___ Dataset extract ___

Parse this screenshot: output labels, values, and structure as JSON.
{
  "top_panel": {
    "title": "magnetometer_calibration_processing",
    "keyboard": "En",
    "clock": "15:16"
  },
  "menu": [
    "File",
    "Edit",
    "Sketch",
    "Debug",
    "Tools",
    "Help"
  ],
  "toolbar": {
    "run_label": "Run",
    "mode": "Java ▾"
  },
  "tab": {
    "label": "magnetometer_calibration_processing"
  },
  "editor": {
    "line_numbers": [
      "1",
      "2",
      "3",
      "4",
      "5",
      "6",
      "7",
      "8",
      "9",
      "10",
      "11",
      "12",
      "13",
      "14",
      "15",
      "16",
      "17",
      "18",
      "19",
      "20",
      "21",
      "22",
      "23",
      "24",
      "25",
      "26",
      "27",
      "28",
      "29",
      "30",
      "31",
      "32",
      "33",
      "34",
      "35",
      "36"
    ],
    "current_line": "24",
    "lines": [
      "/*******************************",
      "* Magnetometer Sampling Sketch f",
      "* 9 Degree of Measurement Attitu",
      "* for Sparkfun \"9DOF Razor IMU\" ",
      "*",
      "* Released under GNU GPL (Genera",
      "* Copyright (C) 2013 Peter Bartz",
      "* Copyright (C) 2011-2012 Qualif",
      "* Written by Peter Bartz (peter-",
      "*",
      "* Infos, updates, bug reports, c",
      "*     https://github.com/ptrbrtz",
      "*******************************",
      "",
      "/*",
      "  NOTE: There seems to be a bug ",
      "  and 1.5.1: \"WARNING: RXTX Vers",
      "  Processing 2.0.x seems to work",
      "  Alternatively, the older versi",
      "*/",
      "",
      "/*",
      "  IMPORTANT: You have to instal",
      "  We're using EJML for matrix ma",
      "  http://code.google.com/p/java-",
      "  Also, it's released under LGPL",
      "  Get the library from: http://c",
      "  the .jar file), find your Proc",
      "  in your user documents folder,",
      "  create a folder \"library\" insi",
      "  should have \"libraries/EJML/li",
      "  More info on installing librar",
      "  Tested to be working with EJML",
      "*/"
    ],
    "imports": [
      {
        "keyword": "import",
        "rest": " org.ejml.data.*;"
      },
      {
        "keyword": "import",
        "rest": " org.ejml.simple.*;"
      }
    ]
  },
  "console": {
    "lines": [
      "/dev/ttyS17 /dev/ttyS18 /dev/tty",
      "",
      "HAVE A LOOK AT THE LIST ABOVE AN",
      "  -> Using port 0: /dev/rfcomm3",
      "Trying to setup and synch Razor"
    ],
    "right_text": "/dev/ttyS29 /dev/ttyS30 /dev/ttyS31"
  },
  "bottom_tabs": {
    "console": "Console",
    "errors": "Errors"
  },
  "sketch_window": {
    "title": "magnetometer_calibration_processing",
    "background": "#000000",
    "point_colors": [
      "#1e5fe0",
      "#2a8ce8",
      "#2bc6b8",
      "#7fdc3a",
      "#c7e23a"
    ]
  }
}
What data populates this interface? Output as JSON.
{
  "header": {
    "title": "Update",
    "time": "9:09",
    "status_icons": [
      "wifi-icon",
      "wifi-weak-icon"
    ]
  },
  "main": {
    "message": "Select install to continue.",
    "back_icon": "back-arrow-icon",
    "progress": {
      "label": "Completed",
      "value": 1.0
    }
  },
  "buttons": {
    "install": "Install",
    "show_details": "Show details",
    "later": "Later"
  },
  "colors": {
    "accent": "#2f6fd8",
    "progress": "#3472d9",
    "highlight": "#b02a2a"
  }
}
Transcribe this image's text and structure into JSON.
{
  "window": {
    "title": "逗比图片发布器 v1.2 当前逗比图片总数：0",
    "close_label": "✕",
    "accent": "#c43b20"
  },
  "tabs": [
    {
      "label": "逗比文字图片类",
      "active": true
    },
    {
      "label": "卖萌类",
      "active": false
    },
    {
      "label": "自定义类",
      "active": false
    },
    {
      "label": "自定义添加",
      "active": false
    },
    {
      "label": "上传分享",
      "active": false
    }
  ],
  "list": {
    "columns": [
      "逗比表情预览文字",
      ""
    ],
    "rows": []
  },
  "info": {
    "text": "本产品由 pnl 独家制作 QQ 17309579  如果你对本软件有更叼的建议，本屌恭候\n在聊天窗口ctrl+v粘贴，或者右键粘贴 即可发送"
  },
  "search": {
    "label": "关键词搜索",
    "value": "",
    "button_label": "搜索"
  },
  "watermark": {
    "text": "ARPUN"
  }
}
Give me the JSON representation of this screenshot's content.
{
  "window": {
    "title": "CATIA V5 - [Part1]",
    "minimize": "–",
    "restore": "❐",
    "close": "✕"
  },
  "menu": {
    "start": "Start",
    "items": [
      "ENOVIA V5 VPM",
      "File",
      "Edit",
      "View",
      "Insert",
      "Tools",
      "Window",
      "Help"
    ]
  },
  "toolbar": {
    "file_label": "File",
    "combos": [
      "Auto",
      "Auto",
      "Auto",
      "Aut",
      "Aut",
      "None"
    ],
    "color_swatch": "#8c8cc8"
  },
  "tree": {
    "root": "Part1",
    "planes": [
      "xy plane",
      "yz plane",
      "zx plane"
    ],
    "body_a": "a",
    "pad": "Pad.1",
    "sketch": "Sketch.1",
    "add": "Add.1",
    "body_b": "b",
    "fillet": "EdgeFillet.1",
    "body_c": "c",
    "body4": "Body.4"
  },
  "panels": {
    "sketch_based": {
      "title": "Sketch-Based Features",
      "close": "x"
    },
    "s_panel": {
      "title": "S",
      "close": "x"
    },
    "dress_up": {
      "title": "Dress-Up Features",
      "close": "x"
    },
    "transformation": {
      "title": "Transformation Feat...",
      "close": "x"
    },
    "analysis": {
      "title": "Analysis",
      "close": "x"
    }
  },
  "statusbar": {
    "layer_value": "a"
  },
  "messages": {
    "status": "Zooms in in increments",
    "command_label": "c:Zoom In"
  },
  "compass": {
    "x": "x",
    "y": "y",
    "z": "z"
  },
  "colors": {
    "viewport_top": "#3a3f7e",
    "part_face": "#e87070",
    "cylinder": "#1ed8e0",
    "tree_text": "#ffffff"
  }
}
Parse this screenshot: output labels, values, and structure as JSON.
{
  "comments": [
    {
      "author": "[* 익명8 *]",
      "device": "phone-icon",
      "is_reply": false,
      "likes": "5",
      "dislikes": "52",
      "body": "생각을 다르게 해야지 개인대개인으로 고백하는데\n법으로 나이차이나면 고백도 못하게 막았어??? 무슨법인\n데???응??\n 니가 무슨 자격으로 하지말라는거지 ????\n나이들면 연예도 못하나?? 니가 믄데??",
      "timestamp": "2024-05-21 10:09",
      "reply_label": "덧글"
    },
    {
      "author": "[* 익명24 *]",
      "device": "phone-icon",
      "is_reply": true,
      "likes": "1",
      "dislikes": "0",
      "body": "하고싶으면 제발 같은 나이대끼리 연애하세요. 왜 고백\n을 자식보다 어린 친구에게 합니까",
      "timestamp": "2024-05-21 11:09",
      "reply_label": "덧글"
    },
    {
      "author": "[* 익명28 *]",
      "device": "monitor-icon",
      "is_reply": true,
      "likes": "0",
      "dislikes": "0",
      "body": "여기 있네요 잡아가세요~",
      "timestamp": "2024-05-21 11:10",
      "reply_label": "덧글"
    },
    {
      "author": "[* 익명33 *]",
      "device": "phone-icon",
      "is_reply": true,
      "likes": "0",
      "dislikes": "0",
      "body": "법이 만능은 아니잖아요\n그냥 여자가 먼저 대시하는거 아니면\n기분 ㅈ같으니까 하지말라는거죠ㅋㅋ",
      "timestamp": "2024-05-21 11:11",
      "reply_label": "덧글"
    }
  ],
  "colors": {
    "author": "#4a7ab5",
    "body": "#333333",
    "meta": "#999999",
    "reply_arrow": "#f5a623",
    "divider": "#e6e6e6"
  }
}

___

**What this task involves:**
Each line in the data that holds the string "Features" should be found and copied.

**The reply:**
      "title": "Sketch-Based Features",
      "title": "Dress-Up Features",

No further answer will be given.